Select all lines with the string "Calidad" in them, and copy those lines.

————

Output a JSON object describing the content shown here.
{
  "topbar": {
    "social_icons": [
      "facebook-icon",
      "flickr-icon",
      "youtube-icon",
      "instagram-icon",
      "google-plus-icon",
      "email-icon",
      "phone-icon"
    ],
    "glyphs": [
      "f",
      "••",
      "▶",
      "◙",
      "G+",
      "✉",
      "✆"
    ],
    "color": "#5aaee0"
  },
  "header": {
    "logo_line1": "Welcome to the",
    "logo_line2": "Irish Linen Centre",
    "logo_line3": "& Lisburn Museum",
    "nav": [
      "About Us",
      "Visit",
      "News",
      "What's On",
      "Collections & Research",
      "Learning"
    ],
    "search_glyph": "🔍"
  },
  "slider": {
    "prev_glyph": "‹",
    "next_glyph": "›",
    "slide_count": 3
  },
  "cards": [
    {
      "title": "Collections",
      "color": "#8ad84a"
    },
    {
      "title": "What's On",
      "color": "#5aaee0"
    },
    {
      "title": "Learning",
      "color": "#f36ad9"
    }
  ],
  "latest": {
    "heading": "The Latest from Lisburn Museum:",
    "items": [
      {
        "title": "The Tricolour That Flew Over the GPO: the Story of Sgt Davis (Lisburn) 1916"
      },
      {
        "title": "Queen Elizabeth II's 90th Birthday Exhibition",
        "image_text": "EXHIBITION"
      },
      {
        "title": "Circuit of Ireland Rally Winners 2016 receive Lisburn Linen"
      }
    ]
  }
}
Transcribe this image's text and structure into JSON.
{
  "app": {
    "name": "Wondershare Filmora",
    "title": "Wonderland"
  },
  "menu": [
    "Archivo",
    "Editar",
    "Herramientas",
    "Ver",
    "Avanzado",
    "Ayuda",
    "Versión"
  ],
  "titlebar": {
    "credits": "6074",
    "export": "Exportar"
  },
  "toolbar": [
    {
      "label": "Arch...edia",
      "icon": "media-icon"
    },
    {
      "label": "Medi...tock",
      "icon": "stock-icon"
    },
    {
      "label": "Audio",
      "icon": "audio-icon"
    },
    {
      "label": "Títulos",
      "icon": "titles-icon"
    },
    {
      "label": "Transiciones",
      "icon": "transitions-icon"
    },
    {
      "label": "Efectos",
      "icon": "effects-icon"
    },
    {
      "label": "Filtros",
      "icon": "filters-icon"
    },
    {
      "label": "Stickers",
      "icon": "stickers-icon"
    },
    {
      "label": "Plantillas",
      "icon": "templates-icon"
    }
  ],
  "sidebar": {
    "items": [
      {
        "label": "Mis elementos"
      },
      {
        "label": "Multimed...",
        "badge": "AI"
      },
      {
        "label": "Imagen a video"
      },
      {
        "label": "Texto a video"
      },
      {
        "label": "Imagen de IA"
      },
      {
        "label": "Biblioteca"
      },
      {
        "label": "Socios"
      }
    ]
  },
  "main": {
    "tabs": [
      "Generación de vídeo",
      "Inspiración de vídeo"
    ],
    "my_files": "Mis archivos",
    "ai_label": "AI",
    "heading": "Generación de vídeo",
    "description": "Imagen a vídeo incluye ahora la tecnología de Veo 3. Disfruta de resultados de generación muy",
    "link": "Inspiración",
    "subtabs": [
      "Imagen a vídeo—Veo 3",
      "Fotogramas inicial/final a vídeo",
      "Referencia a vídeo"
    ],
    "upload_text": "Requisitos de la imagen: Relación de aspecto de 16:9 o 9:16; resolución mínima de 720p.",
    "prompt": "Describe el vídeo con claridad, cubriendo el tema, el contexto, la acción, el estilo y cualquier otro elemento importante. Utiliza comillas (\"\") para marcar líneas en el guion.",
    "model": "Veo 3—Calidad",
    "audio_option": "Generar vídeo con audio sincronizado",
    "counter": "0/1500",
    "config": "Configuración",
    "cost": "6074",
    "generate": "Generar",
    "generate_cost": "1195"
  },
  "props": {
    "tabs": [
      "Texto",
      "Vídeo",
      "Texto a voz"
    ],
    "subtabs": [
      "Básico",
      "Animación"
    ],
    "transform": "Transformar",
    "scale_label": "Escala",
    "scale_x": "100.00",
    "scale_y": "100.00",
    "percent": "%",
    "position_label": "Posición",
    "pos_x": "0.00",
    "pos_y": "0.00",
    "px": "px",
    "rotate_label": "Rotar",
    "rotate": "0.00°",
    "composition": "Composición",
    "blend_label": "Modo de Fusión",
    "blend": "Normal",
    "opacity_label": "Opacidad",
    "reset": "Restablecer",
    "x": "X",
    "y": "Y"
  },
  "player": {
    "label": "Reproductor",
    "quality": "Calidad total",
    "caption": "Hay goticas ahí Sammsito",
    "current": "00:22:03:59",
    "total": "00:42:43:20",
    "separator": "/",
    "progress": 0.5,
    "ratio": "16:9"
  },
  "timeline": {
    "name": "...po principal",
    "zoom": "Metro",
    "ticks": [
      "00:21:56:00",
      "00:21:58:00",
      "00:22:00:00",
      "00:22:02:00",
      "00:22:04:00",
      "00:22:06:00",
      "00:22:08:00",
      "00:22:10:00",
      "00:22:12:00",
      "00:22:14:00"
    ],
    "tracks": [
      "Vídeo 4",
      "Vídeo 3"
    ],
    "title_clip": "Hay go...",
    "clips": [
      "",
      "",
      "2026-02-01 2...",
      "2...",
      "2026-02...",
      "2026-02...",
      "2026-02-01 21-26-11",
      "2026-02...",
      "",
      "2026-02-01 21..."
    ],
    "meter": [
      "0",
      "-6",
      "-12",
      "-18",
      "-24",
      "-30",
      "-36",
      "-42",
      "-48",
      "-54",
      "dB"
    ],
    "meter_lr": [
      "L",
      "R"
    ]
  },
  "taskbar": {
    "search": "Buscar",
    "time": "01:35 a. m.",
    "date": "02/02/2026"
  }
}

————

# ANSWER IN FULL
    "model": "Veo 3—Calidad",
    "quality": "Calidad total",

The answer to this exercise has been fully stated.